══ TRECHO DO DOCUMENTO

Ele faz parte de um time de cientistas de instituições federais e estaduais que, desde 2010, monitora e sugere ações para frear prejuízos da via pavimentada à Rebio e sua “zona de amortecimento”, faixas que devem ajudar a conter impactos vindos de fora das unidades de conservação.
“Há muitos atropelamentos nas zonas de amortecimento de certas unidades de conservação”, lembra Helio Secco, um dos fundadores da Rede Brasileira de Especialistas em Ecologia de Transportes (REET Brasil) e doutor em Ciências Ambientais e Conservação pela Universidade Federal do Rio de Janeiro (UFRJ).
A concessionária de quase 480 quilômetros da rodovia, a Eco101, afirma que outras dez placas no trecho dentro da Rebio informam sobre animais ameaçados de extinção que lá vivem, como onça-pintada, anta, mutum-preto, macaco-guigó e tatu-canastra.

════
══ LISTAGEM DE DADOS

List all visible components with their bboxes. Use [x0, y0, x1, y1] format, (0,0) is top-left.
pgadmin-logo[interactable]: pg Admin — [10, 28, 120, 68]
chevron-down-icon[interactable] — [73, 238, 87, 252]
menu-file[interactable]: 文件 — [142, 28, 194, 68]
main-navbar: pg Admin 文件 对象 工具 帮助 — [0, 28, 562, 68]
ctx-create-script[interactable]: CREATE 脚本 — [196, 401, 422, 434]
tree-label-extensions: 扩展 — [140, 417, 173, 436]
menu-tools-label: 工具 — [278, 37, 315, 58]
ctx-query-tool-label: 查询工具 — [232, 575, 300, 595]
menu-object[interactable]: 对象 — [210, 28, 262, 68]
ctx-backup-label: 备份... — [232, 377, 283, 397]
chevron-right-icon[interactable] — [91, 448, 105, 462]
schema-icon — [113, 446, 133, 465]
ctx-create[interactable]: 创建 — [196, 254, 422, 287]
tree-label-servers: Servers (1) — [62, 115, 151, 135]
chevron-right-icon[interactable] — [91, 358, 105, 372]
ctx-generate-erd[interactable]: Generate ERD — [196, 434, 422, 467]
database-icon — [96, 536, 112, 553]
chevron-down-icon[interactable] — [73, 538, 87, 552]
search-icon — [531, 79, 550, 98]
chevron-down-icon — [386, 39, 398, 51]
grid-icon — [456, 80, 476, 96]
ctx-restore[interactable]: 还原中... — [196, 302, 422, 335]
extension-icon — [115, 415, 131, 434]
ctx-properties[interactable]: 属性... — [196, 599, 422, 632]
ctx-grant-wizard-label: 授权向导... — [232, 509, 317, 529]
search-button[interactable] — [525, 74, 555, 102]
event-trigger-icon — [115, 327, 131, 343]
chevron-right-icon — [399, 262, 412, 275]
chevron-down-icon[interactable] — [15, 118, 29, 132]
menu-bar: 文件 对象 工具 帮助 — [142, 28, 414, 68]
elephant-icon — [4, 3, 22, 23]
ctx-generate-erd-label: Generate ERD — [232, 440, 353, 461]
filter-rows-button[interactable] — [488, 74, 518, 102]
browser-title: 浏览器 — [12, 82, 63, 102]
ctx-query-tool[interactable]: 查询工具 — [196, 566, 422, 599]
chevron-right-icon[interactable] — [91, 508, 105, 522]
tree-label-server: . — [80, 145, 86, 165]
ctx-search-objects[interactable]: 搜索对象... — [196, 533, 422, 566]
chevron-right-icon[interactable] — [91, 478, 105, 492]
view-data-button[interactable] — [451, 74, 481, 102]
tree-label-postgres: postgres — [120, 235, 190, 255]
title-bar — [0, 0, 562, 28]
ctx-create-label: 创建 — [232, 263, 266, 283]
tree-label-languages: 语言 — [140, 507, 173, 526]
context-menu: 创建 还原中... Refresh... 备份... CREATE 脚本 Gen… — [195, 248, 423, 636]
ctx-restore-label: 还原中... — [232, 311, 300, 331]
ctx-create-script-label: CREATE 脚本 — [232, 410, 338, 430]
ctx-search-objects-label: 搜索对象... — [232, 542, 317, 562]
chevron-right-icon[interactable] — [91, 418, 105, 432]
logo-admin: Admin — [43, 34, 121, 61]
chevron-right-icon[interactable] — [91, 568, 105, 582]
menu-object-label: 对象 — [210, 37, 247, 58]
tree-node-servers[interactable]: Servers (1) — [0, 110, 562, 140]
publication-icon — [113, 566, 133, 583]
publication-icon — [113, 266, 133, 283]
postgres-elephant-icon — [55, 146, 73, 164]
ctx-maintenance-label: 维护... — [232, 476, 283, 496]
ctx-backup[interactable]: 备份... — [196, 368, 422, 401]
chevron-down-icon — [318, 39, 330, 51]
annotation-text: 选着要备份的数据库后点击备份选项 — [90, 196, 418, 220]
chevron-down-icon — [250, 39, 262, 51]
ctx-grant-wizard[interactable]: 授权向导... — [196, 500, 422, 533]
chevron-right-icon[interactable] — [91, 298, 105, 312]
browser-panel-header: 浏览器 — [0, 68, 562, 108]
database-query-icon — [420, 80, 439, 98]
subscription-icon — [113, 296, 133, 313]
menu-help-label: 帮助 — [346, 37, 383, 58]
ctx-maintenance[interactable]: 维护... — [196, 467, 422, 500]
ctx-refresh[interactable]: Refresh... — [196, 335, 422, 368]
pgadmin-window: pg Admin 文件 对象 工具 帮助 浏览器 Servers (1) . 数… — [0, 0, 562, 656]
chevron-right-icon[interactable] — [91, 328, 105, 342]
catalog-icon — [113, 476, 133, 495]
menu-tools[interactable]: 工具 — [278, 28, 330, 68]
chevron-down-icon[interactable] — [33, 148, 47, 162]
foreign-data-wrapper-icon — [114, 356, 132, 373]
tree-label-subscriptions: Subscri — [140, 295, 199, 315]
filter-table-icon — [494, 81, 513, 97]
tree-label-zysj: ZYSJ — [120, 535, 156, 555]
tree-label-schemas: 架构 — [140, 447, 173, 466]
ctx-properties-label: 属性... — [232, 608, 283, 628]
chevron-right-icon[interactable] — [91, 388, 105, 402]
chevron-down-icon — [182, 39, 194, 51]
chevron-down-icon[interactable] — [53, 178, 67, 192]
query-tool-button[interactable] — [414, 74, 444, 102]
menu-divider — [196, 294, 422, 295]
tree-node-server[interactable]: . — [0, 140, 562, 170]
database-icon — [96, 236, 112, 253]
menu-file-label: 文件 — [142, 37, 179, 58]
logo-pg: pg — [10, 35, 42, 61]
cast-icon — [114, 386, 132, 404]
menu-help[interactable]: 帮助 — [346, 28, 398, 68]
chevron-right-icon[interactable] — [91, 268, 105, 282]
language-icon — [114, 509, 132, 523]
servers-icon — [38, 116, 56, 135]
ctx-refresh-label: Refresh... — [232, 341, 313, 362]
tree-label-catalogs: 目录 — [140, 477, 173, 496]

════

_PEDIDO ESCRITO 1_
De acordo com o trecho sobre a rodovia, qual é a concessionária responsável por ela?
_PEDIDO ESCRITO 2_
Transcreva do trecho sobre a rodovia tudo o que vai de "A concessionária de" até "macaco-guigó e tatu-canastra.".
O material é separado e não faz parte do trecho.

_RESULTADO DA TAREFA 1_
A concessionária é a Eco101.

_RESULTADO DA TAREFA 2_
A concessionária de quase 480 quilômetros da rodovia, a Eco101, afirma que outras dez placas no trecho dentro da Rebio informam sobre animais ameaçados de extinção que lá vivem, como onça-pintada, anta, mutum-preto, macaco-guigó e tatu-canastra.